*WRITTEN INSTRUCTION*
Write the material out again in full, word for word. Do not include the pictures.

*SUPPLIED DATA*

☆ ☆ ☆

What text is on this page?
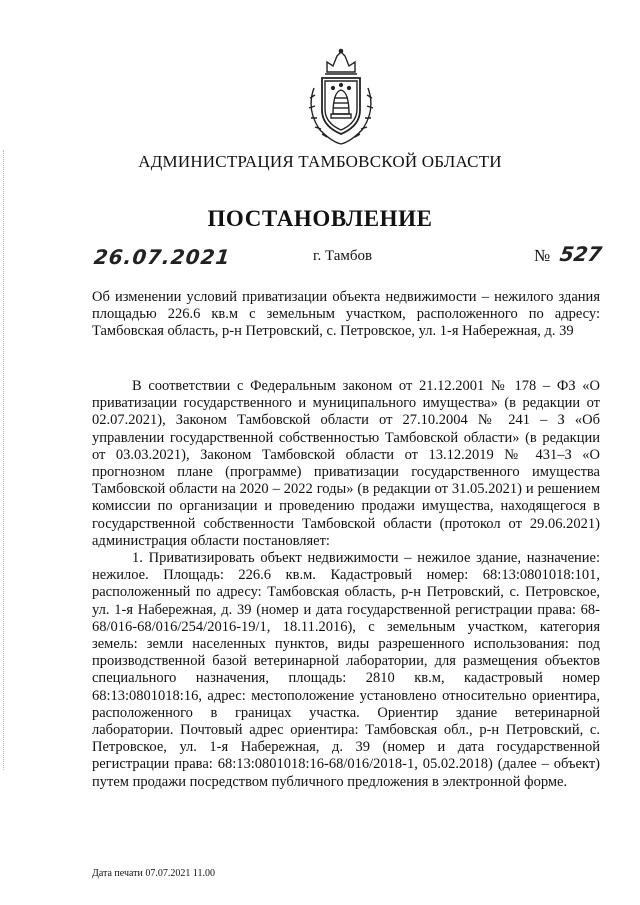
АДМИНИСТРАЦИЯ ТАМБОВСКОЙ ОБЛАСТИ
ПОСТАНОВЛЕНИЕ
26.07.2021	г. Тамбов	№ 527
Об изменении условий приватизации объекта недвижимости – нежилого здания площадью 226.6 кв.м с земельным участком, расположенного по адресу: Тамбовская область, р-н Петровский, с. Петровское, ул. 1-я Набережная, д. 39

В соответствии с Федеральным законом от 21.12.2001 № 178 – ФЗ «О приватизации государственного и муниципального имущества» (в редакции от 02.07.2021), Законом Тамбовской области от 27.10.2004 № 241 – З «Об управлении государственной собственностью Тамбовской области» (в редакции от 03.03.2021), Законом Тамбовской области от 13.12.2019 № 431–З «О прогнозном плане (программе) приватизации государственного имущества Тамбовской области на 2020 – 2022 годы» (в редакции от 31.05.2021) и решением комиссии по организации и проведению продажи имущества, находящегося в государственной собственности Тамбовской области (протокол от 29.06.2021) администрация области постановляет:

1. Приватизировать объект недвижимости – нежилое здание, назначение: нежилое. Площадь: 226.6 кв.м. Кадастровый номер: 68:13:0801018:101, расположенный по адресу: Тамбовская область, р-н Петровский, с. Петровское, ул. 1-я Набережная, д. 39 (номер и дата государственной регистрации права: 68-68/016-68/016/254/2016-19/1, 18.11.2016), с земельным участком, категория земель: земли населенных пунктов, виды разрешенного использования: под производственной базой ветеринарной лаборатории, для размещения объектов специального назначения, площадь: 2810 кв.м, кадастровый номер 68:13:0801018:16, адрес: местоположение установлено относительно ориентира, расположенного в границах участка. Ориентир здание ветеринарной лаборатории. Почтовый адрес ориентира: Тамбовская обл., р-н Петровский, с. Петровское, ул. 1-я Набережная, д. 39 (номер и дата государственной регистрации права: 68:13:0801018:16-68/016/2018-1, 05.02.2018) (далее – объект) путем продажи посредством публичного предложения в электронной форме.

Дата печати 07.07.2021 11.00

☆ ☆ ☆

*THE RESPONSE*
What text is on this page?
АДМИНИСТРАЦИЯ ТАМБОВСКОЙ ОБЛАСТИ
ПОСТАНОВЛЕНИЕ
26.07.2021	г. Тамбов	№ 527
Об изменении условий приватизации объекта недвижимости – нежилого здания площадью 226.6 кв.м с земельным участком, расположенного по адресу: Тамбовская область, р-н Петровский, с. Петровское, ул. 1-я Набережная, д. 39

В соответствии с Федеральным законом от 21.12.2001 № 178 – ФЗ «О приватизации государственного и муниципального имущества» (в редакции от 02.07.2021), Законом Тамбовской области от 27.10.2004 № 241 – З «Об управлении государственной собственностью Тамбовской области» (в редакции от 03.03.2021), Законом Тамбовской области от 13.12.2019 № 431–З «О прогнозном плане (программе) приватизации государственного имущества Тамбовской области на 2020 – 2022 годы» (в редакции от 31.05.2021) и решением комиссии по организации и проведению продажи имущества, находящегося в государственной собственности Тамбовской области (протокол от 29.06.2021) администрация области постановляет:

1. Приватизировать объект недвижимости – нежилое здание, назначение: нежилое. Площадь: 226.6 кв.м. Кадастровый номер: 68:13:0801018:101, расположенный по адресу: Тамбовская область, р-н Петровский, с. Петровское, ул. 1-я Набережная, д. 39 (номер и дата государственной регистрации права: 68-68/016-68/016/254/2016-19/1, 18.11.2016), с земельным участком, категория земель: земли населенных пунктов, виды разрешенного использования: под производственной базой ветеринарной лаборатории, для размещения объектов специального назначения, площадь: 2810 кв.м, кадастровый номер 68:13:0801018:16, адрес: местоположение установлено относительно ориентира, расположенного в границах участка. Ориентир здание ветеринарной лаборатории. Почтовый адрес ориентира: Тамбовская обл., р-н Петровский, с. Петровское, ул. 1-я Набережная, д. 39 (номер и дата государственной регистрации права: 68:13:0801018:16-68/016/2018-1, 05.02.2018) (далее – объект) путем продажи посредством публичного предложения в электронной форме.

Дата печати 07.07.2021 11.00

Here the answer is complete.